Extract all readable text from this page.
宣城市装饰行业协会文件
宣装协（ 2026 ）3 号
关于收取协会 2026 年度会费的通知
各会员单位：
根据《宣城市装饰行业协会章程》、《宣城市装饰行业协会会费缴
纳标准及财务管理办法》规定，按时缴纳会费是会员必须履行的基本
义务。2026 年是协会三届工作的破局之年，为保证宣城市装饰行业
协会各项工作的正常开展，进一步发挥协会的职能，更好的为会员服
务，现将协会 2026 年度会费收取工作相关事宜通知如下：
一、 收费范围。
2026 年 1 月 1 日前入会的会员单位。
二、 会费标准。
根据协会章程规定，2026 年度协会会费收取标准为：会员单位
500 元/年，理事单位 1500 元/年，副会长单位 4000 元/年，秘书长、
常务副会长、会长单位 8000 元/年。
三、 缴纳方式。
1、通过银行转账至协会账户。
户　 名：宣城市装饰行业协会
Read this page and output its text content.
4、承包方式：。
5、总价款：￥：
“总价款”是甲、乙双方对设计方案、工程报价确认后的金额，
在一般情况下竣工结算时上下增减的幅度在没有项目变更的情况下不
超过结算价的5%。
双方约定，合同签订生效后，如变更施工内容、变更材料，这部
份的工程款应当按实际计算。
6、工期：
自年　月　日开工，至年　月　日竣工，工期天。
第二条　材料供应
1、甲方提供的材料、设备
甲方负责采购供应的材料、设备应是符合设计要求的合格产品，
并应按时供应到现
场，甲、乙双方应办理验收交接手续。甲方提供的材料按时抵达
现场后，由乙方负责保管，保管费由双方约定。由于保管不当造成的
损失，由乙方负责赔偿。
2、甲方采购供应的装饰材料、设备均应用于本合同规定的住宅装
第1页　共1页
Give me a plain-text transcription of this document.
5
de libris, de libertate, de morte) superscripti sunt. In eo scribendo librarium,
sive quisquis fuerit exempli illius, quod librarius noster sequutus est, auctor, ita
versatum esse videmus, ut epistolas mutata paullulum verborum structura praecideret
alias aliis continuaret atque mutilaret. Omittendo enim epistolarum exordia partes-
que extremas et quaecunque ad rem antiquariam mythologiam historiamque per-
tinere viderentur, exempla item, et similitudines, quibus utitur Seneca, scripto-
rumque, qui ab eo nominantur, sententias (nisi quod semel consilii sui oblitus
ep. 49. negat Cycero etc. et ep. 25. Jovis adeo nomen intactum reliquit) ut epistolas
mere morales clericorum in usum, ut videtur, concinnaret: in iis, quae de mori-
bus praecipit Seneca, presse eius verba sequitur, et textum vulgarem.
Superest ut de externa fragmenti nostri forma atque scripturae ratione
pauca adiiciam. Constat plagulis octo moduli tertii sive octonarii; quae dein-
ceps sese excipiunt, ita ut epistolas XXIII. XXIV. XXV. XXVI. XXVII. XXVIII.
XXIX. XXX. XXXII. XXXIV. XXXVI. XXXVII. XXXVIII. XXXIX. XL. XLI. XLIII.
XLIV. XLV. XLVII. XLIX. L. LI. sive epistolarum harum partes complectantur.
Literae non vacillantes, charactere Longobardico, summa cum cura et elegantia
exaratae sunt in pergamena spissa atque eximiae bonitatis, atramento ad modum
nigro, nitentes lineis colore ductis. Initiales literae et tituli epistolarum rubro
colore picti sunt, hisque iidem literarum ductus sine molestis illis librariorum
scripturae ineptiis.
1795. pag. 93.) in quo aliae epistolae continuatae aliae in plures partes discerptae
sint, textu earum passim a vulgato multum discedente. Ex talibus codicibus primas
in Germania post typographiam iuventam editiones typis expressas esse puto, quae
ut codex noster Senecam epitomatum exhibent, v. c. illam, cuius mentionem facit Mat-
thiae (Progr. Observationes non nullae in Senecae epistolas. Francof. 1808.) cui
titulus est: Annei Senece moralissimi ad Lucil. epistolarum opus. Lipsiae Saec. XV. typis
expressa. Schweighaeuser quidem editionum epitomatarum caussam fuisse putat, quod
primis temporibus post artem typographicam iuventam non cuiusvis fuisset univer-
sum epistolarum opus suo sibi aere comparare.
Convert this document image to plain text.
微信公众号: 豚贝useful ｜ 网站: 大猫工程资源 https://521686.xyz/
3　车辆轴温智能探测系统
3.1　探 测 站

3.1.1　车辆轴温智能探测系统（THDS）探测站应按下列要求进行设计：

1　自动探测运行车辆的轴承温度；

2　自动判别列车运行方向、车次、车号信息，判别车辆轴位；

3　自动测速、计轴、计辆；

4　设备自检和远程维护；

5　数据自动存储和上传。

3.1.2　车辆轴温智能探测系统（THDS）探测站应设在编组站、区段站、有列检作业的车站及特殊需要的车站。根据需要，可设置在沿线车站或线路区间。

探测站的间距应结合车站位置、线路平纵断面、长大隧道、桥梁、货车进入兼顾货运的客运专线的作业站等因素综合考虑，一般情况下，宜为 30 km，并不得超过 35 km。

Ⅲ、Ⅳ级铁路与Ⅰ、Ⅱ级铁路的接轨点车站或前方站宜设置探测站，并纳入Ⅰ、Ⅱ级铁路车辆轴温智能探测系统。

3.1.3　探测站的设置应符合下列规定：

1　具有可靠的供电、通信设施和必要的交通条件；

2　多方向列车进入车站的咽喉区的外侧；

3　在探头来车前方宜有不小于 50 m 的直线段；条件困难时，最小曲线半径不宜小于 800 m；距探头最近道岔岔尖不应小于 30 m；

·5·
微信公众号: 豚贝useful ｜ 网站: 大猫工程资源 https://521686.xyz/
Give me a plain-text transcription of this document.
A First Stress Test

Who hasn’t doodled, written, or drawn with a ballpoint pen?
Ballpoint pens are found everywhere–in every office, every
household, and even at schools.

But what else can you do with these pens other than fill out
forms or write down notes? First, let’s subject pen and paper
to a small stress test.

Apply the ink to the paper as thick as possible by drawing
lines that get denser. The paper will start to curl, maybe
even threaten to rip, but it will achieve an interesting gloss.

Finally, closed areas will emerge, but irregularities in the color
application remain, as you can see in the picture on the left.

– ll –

__Required work__. Reproduce all data above, unchanged.

__Exercise response__.
Extract all readable text from this page.
宣城市装饰行业协会文件
宣装协（ 2026 ）3 号
关于收取协会 2026 年度会费的通知
各会员单位：
根据《宣城市装饰行业协会章程》、《宣城市装饰行业协会会费缴
纳标准及财务管理办法》规定，按时缴纳会费是会员必须履行的基本
义务。2026 年是协会三届工作的破局之年，为保证宣城市装饰行业
协会各项工作的正常开展，进一步发挥协会的职能，更好的为会员服
务，现将协会 2026 年度会费收取工作相关事宜通知如下：
一、 收费范围。
2026 年 1 月 1 日前入会的会员单位。
二、 会费标准。
根据协会章程规定，2026 年度协会会费收取标准为：会员单位
500 元/年，理事单位 1500 元/年，副会长单位 4000 元/年，秘书长、
常务副会长、会长单位 8000 元/年。
三、 缴纳方式。
1、通过银行转账至协会账户。
户　 名：宣城市装饰行业协会
Read this page and output its text content.
4、承包方式：。
5、总价款：￥：
“总价款”是甲、乙双方对设计方案、工程报价确认后的金额，
在一般情况下竣工结算时上下增减的幅度在没有项目变更的情况下不
超过结算价的5%。
双方约定，合同签订生效后，如变更施工内容、变更材料，这部
份的工程款应当按实际计算。
6、工期：
自年　月　日开工，至年　月　日竣工，工期天。
第二条　材料供应
1、甲方提供的材料、设备
甲方负责采购供应的材料、设备应是符合设计要求的合格产品，
并应按时供应到现
场，甲、乙双方应办理验收交接手续。甲方提供的材料按时抵达
现场后，由乙方负责保管，保管费由双方约定。由于保管不当造成的
损失，由乙方负责赔偿。
2、甲方采购供应的装饰材料、设备均应用于本合同规定的住宅装
第1页　共1页
Give me a plain-text transcription of this document.
5
de libris, de libertate, de morte) superscripti sunt. In eo scribendo librarium,
sive quisquis fuerit exempli illius, quod librarius noster sequutus est, auctor, ita
versatum esse videmus, ut epistolas mutata paullulum verborum structura praecideret
alias aliis continuaret atque mutilaret. Omittendo enim epistolarum exordia partes-
que extremas et quaecunque ad rem antiquariam mythologiam historiamque per-
tinere viderentur, exempla item, et similitudines, quibus utitur Seneca, scripto-
rumque, qui ab eo nominantur, sententias (nisi quod semel consilii sui oblitus
ep. 49. negat Cycero etc. et ep. 25. Jovis adeo nomen intactum reliquit) ut epistolas
mere morales clericorum in usum, ut videtur, concinnaret: in iis, quae de mori-
bus praecipit Seneca, presse eius verba sequitur, et textum vulgarem.
Superest ut de externa fragmenti nostri forma atque scripturae ratione
pauca adiiciam. Constat plagulis octo moduli tertii sive octonarii; quae dein-
ceps sese excipiunt, ita ut epistolas XXIII. XXIV. XXV. XXVI. XXVII. XXVIII.
XXIX. XXX. XXXII. XXXIV. XXXVI. XXXVII. XXXVIII. XXXIX. XL. XLI. XLIII.
XLIV. XLV. XLVII. XLIX. L. LI. sive epistolarum harum partes complectantur.
Literae non vacillantes, charactere Longobardico, summa cum cura et elegantia
exaratae sunt in pergamena spissa atque eximiae bonitatis, atramento ad modum
nigro, nitentes lineis colore ductis. Initiales literae et tituli epistolarum rubro
colore picti sunt, hisque iidem literarum ductus sine molestis illis librariorum
scripturae ineptiis.
1795. pag. 93.) in quo aliae epistolae continuatae aliae in plures partes discerptae
sint, textu earum passim a vulgato multum discedente. Ex talibus codicibus primas
in Germania post typographiam iuventam editiones typis expressas esse puto, quae
ut codex noster Senecam epitomatum exhibent, v. c. illam, cuius mentionem facit Mat-
thiae (Progr. Observationes non nullae in Senecae epistolas. Francof. 1808.) cui
titulus est: Annei Senece moralissimi ad Lucil. epistolarum opus. Lipsiae Saec. XV. typis
expressa. Schweighaeuser quidem editionum epitomatarum caussam fuisse putat, quod
primis temporibus post artem typographicam iuventam non cuiusvis fuisset univer-
sum epistolarum opus suo sibi aere comparare.
Convert this document image to plain text.
微信公众号: 豚贝useful ｜ 网站: 大猫工程资源 https://521686.xyz/
3　车辆轴温智能探测系统
3.1　探 测 站

3.1.1　车辆轴温智能探测系统（THDS）探测站应按下列要求进行设计：

1　自动探测运行车辆的轴承温度；

2　自动判别列车运行方向、车次、车号信息，判别车辆轴位；

3　自动测速、计轴、计辆；

4　设备自检和远程维护；

5　数据自动存储和上传。

3.1.2　车辆轴温智能探测系统（THDS）探测站应设在编组站、区段站、有列检作业的车站及特殊需要的车站。根据需要，可设置在沿线车站或线路区间。

探测站的间距应结合车站位置、线路平纵断面、长大隧道、桥梁、货车进入兼顾货运的客运专线的作业站等因素综合考虑，一般情况下，宜为 30 km，并不得超过 35 km。

Ⅲ、Ⅳ级铁路与Ⅰ、Ⅱ级铁路的接轨点车站或前方站宜设置探测站，并纳入Ⅰ、Ⅱ级铁路车辆轴温智能探测系统。

3.1.3　探测站的设置应符合下列规定：

1　具有可靠的供电、通信设施和必要的交通条件；

2　多方向列车进入车站的咽喉区的外侧；

3　在探头来车前方宜有不小于 50 m 的直线段；条件困难时，最小曲线半径不宜小于 800 m；距探头最近道岔岔尖不应小于 30 m；

·5·
微信公众号: 豚贝useful ｜ 网站: 大猫工程资源 https://521686.xyz/
Give me a plain-text transcription of this document.
A First Stress Test

Who hasn’t doodled, written, or drawn with a ballpoint pen?
Ballpoint pens are found everywhere–in every office, every
household, and even at schools.

But what else can you do with these pens other than fill out
forms or write down notes? First, let’s subject pen and paper
to a small stress test.

Apply the ink to the paper as thick as possible by drawing
lines that get denser. The paper will start to curl, maybe
even threaten to rip, but it will achieve an interesting gloss.

Finally, closed areas will emerge, but irregularities in the color
application remain, as you can see in the picture on the left.

– ll –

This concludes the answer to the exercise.